* Challenge
Reproduce the records below exactly as given.

(Extracted records)
------------------------------------

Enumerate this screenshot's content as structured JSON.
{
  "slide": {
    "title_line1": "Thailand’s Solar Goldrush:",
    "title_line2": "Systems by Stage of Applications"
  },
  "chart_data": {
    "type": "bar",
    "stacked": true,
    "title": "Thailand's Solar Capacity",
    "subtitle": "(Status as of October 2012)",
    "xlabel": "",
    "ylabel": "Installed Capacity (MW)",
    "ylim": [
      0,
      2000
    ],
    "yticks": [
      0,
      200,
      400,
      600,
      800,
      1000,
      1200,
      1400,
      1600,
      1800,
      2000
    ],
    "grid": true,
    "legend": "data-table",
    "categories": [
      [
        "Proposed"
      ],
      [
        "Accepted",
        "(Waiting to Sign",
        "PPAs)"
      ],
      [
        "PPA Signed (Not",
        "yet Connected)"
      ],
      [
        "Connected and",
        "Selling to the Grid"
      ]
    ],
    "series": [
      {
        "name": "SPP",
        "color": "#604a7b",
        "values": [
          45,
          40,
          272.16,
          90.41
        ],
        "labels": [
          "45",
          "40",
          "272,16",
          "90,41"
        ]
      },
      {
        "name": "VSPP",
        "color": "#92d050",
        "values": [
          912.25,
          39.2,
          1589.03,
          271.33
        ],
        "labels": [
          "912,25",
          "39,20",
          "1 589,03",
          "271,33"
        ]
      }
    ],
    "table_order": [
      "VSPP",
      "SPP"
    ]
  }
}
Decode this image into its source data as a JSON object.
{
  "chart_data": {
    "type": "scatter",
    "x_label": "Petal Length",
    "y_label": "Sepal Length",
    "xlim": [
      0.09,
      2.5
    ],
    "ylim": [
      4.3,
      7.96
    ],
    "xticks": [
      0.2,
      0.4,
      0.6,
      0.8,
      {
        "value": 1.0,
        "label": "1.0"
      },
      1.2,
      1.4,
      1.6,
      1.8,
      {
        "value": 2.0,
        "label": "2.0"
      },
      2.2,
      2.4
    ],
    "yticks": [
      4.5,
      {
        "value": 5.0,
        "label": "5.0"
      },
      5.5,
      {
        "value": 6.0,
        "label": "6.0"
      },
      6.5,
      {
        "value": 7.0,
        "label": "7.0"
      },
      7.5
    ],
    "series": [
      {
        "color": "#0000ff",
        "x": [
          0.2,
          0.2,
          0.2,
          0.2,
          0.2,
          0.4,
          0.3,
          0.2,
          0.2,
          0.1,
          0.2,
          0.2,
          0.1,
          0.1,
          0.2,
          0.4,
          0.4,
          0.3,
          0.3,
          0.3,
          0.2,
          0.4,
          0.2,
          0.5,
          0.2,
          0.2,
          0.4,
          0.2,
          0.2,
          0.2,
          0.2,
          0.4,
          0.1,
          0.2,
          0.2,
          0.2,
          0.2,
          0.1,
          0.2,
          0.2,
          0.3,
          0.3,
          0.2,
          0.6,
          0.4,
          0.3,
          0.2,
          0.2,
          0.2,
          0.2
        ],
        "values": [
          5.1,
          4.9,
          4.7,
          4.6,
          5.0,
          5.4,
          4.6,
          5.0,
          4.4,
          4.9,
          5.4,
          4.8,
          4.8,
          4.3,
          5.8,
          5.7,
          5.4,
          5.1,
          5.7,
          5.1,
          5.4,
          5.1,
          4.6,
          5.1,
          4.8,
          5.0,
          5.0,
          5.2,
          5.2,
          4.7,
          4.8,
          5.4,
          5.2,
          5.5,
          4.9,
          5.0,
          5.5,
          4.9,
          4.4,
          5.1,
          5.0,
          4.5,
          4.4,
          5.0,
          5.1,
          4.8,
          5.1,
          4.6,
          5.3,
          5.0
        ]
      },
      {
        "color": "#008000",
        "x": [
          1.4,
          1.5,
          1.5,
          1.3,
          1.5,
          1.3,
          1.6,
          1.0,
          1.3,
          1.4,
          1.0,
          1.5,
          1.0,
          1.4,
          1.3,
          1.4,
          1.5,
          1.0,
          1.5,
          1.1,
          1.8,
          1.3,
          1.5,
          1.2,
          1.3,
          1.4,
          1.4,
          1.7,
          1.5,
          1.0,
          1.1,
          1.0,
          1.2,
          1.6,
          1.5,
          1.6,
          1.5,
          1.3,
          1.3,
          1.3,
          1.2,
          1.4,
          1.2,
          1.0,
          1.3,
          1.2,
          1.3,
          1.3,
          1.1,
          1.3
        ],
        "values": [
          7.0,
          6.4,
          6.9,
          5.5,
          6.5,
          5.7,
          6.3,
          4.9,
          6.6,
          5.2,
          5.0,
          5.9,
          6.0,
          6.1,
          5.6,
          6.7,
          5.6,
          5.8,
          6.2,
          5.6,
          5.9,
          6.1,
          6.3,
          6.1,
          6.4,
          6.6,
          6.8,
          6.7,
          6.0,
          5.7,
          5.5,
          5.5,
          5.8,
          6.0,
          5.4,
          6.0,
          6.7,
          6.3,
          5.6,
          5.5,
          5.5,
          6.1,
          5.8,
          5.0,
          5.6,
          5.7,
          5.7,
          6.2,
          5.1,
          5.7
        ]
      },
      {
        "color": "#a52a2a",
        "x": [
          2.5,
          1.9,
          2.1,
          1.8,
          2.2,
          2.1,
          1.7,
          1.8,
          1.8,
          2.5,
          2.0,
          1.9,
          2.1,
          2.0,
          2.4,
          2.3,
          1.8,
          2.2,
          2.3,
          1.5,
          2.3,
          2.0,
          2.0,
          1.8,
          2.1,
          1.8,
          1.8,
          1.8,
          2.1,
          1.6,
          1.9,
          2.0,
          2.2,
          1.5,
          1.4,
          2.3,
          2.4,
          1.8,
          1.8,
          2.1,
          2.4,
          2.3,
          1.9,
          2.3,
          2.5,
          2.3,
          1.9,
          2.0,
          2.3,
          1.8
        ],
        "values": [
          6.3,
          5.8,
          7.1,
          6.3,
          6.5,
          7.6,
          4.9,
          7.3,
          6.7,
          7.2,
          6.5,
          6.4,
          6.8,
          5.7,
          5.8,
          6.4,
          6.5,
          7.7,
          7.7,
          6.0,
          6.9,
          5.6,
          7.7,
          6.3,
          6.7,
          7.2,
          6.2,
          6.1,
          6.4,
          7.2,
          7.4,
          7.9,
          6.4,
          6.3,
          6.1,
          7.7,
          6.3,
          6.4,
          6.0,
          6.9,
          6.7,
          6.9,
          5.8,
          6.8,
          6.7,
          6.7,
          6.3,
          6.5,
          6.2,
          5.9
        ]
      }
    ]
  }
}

------------------------------------

* Response for this exercise
Enumerate this screenshot's content as structured JSON.
{
  "slide": {
    "title_line1": "Thailand’s Solar Goldrush:",
    "title_line2": "Systems by Stage of Applications"
  },
  "chart_data": {
    "type": "bar",
    "stacked": true,
    "title": "Thailand's Solar Capacity",
    "subtitle": "(Status as of October 2012)",
    "xlabel": "",
    "ylabel": "Installed Capacity (MW)",
    "ylim": [
      0,
      2000
    ],
    "yticks": [
      0,
      200,
      400,
      600,
      800,
      1000,
      1200,
      1400,
      1600,
      1800,
      2000
    ],
    "grid": true,
    "legend": "data-table",
    "categories": [
      [
        "Proposed"
      ],
      [
        "Accepted",
        "(Waiting to Sign",
        "PPAs)"
      ],
      [
        "PPA Signed (Not",
        "yet Connected)"
      ],
      [
        "Connected and",
        "Selling to the Grid"
      ]
    ],
    "series": [
      {
        "name": "SPP",
        "color": "#604a7b",
        "values": [
          45,
          40,
          272.16,
          90.41
        ],
        "labels": [
          "45",
          "40",
          "272,16",
          "90,41"
        ]
      },
      {
        "name": "VSPP",
        "color": "#92d050",
        "values": [
          912.25,
          39.2,
          1589.03,
          271.33
        ],
        "labels": [
          "912,25",
          "39,20",
          "1 589,03",
          "271,33"
        ]
      }
    ],
    "table_order": [
      "VSPP",
      "SPP"
    ]
  }
}
Decode this image into its source data as a JSON object.
{
  "chart_data": {
    "type": "scatter",
    "x_label": "Petal Length",
    "y_label": "Sepal Length",
    "xlim": [
      0.09,
      2.5
    ],
    "ylim": [
      4.3,
      7.96
    ],
    "xticks": [
      0.2,
      0.4,
      0.6,
      0.8,
      {
        "value": 1.0,
        "label": "1.0"
      },
      1.2,
      1.4,
      1.6,
      1.8,
      {
        "value": 2.0,
        "label": "2.0"
      },
      2.2,
      2.4
    ],
    "yticks": [
      4.5,
      {
        "value": 5.0,
        "label": "5.0"
      },
      5.5,
      {
        "value": 6.0,
        "label": "6.0"
      },
      6.5,
      {
        "value": 7.0,
        "label": "7.0"
      },
      7.5
    ],
    "series": [
      {
        "color": "#0000ff",
        "x": [
          0.2,
          0.2,
          0.2,
          0.2,
          0.2,
          0.4,
          0.3,
          0.2,
          0.2,
          0.1,
          0.2,
          0.2,
          0.1,
          0.1,
          0.2,
          0.4,
          0.4,
          0.3,
          0.3,
          0.3,
          0.2,
          0.4,
          0.2,
          0.5,
          0.2,
          0.2,
          0.4,
          0.2,
          0.2,
          0.2,
          0.2,
          0.4,
          0.1,
          0.2,
          0.2,
          0.2,
          0.2,
          0.1,
          0.2,
          0.2,
          0.3,
          0.3,
          0.2,
          0.6,
          0.4,
          0.3,
          0.2,
          0.2,
          0.2,
          0.2
        ],
        "values": [
          5.1,
          4.9,
          4.7,
          4.6,
          5.0,
          5.4,
          4.6,
          5.0,
          4.4,
          4.9,
          5.4,
          4.8,
          4.8,
          4.3,
          5.8,
          5.7,
          5.4,
          5.1,
          5.7,
          5.1,
          5.4,
          5.1,
          4.6,
          5.1,
          4.8,
          5.0,
          5.0,
          5.2,
          5.2,
          4.7,
          4.8,
          5.4,
          5.2,
          5.5,
          4.9,
          5.0,
          5.5,
          4.9,
          4.4,
          5.1,
          5.0,
          4.5,
          4.4,
          5.0,
          5.1,
          4.8,
          5.1,
          4.6,
          5.3,
          5.0
        ]
      },
      {
        "color": "#008000",
        "x": [
          1.4,
          1.5,
          1.5,
          1.3,
          1.5,
          1.3,
          1.6,
          1.0,
          1.3,
          1.4,
          1.0,
          1.5,
          1.0,
          1.4,
          1.3,
          1.4,
          1.5,
          1.0,
          1.5,
          1.1,
          1.8,
          1.3,
          1.5,
          1.2,
          1.3,
          1.4,
          1.4,
          1.7,
          1.5,
          1.0,
          1.1,
          1.0,
          1.2,
          1.6,
          1.5,
          1.6,
          1.5,
          1.3,
          1.3,
          1.3,
          1.2,
          1.4,
          1.2,
          1.0,
          1.3,
          1.2,
          1.3,
          1.3,
          1.1,
          1.3
        ],
        "values": [
          7.0,
          6.4,
          6.9,
          5.5,
          6.5,
          5.7,
          6.3,
          4.9,
          6.6,
          5.2,
          5.0,
          5.9,
          6.0,
          6.1,
          5.6,
          6.7,
          5.6,
          5.8,
          6.2,
          5.6,
          5.9,
          6.1,
          6.3,
          6.1,
          6.4,
          6.6,
          6.8,
          6.7,
          6.0,
          5.7,
          5.5,
          5.5,
          5.8,
          6.0,
          5.4,
          6.0,
          6.7,
          6.3,
          5.6,
          5.5,
          5.5,
          6.1,
          5.8,
          5.0,
          5.6,
          5.7,
          5.7,
          6.2,
          5.1,
          5.7
        ]
      },
      {
        "color": "#a52a2a",
        "x": [
          2.5,
          1.9,
          2.1,
          1.8,
          2.2,
          2.1,
          1.7,
          1.8,
          1.8,
          2.5,
          2.0,
          1.9,
          2.1,
          2.0,
          2.4,
          2.3,
          1.8,
          2.2,
          2.3,
          1.5,
          2.3,
          2.0,
          2.0,
          1.8,
          2.1,
          1.8,
          1.8,
          1.8,
          2.1,
          1.6,
          1.9,
          2.0,
          2.2,
          1.5,
          1.4,
          2.3,
          2.4,
          1.8,
          1.8,
          2.1,
          2.4,
          2.3,
          1.9,
          2.3,
          2.5,
          2.3,
          1.9,
          2.0,
          2.3,
          1.8
        ],
        "values": [
          6.3,
          5.8,
          7.1,
          6.3,
          6.5,
          7.6,
          4.9,
          7.3,
          6.7,
          7.2,
          6.5,
          6.4,
          6.8,
          5.7,
          5.8,
          6.4,
          6.5,
          7.7,
          7.7,
          6.0,
          6.9,
          5.6,
          7.7,
          6.3,
          6.7,
          7.2,
          6.2,
          6.1,
          6.4,
          7.2,
          7.4,
          7.9,
          6.4,
          6.3,
          6.1,
          7.7,
          6.3,
          6.4,
          6.0,
          6.9,
          6.7,
          6.9,
          5.8,
          6.8,
          6.7,
          6.7,
          6.3,
          6.5,
          6.2,
          5.9
        ]
      }
    ]
  }
}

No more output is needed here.